» Problem to solve
Reproduce exactly the entries from the "Decode this image" line to the end. Skip all pictures.

» Material for this task
--------------------------------------------------
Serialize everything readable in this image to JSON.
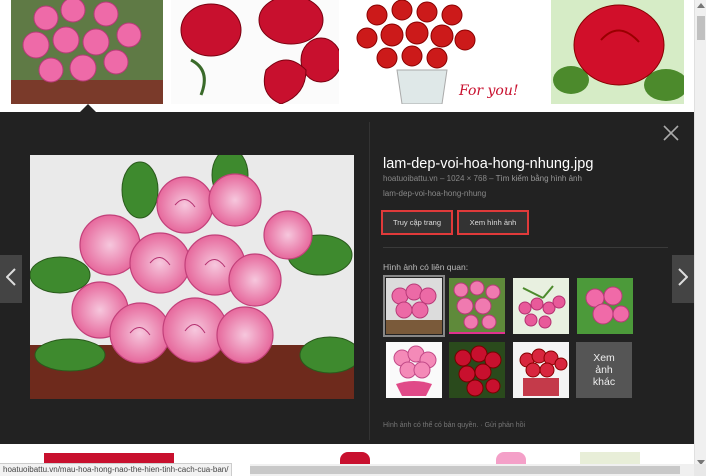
{
  "preview": {
    "filename": "lam-dep-voi-hoa-hong-nhung.jpg",
    "site": "hoatuoibattu.vn",
    "dimensions": "1024 × 768",
    "reverse_search_link": "Tìm kiếm bằng hình ảnh",
    "subname": "lam-dep-voi-hoa-hong-nhung",
    "visit_page_button": "Truy cập trang",
    "view_image_button": "Xem hình ảnh",
    "related_label": "Hình ảnh có liên quan:",
    "more_images_label": "Xem ảnh khác",
    "copyright_note": "Hình ảnh có thể có bản quyền.",
    "feedback_link": "Gửi phản hồi"
  },
  "top_thumbnails": [
    "pink-roses",
    "red-roses-heart",
    "red-roses-vase-for-you",
    "red-rose-single"
  ],
  "for_you_text": "For you!",
  "related_images": [
    "pink-roses-basket",
    "pink-roses-bouquet",
    "pink-roses-field",
    "pink-roses-bunch",
    "pink-roses-ribbon",
    "red-roses-bouquet",
    "red-roses-box"
  ],
  "status_bar": {
    "url": "hoatuoibattu.vn/mau-hoa-hong-nao-the-hien-tinh-cach-cua-ban/"
  },
  "colors": {
    "panel_bg": "#222222",
    "button_highlight": "#e03a3a",
    "rose_pink": "#e85a9a",
    "rose_red": "#c8102e"
  }
}
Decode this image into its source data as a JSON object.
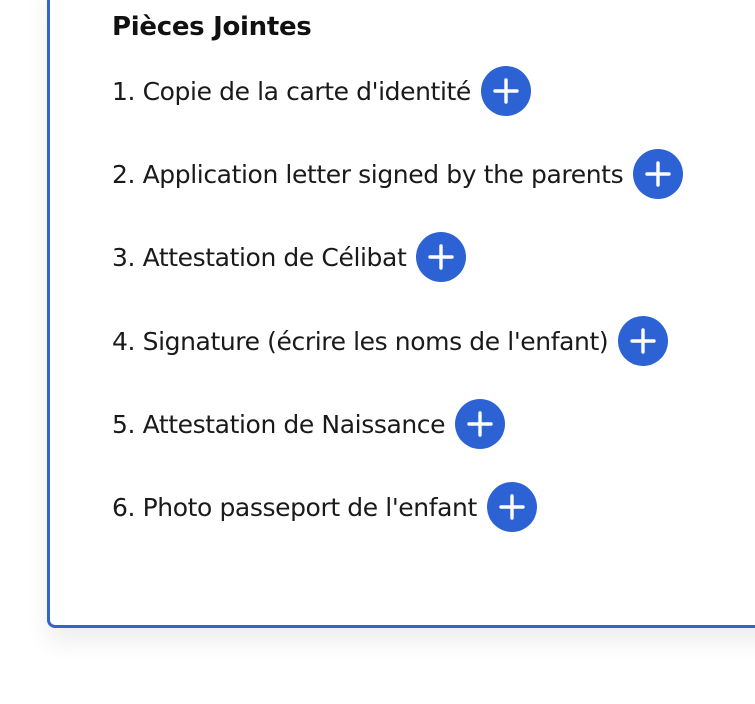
{
  "section": {
    "title": "Pièces Jointes"
  },
  "attachments": [
    {
      "label": "1. Copie de la carte d'identité",
      "icon": "plus-icon"
    },
    {
      "label": "2. Application letter signed by the parents",
      "icon": "plus-icon"
    },
    {
      "label": "3. Attestation de Célibat",
      "icon": "plus-icon"
    },
    {
      "label": "4. Signature (écrire les noms de l'enfant)",
      "icon": "plus-icon"
    },
    {
      "label": "5. Attestation de Naissance",
      "icon": "plus-icon"
    },
    {
      "label": "6. Photo passeport de l'enfant",
      "icon": "plus-icon"
    }
  ],
  "colors": {
    "accent": "#2d62d4",
    "border": "#3265c8"
  }
}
--------------------------------------------------
» Answer in full
Decode this image into its source data as a JSON object.
{
  "section": {
    "title": "Pièces Jointes"
  },
  "attachments": [
    {
      "label": "1. Copie de la carte d'identité",
      "icon": "plus-icon"
    },
    {
      "label": "2. Application letter signed by the parents",
      "icon": "plus-icon"
    },
    {
      "label": "3. Attestation de Célibat",
      "icon": "plus-icon"
    },
    {
      "label": "4. Signature (écrire les noms de l'enfant)",
      "icon": "plus-icon"
    },
    {
      "label": "5. Attestation de Naissance",
      "icon": "plus-icon"
    },
    {
      "label": "6. Photo passeport de l'enfant",
      "icon": "plus-icon"
    }
  ],
  "colors": {
    "accent": "#2d62d4",
    "border": "#3265c8"
  }
}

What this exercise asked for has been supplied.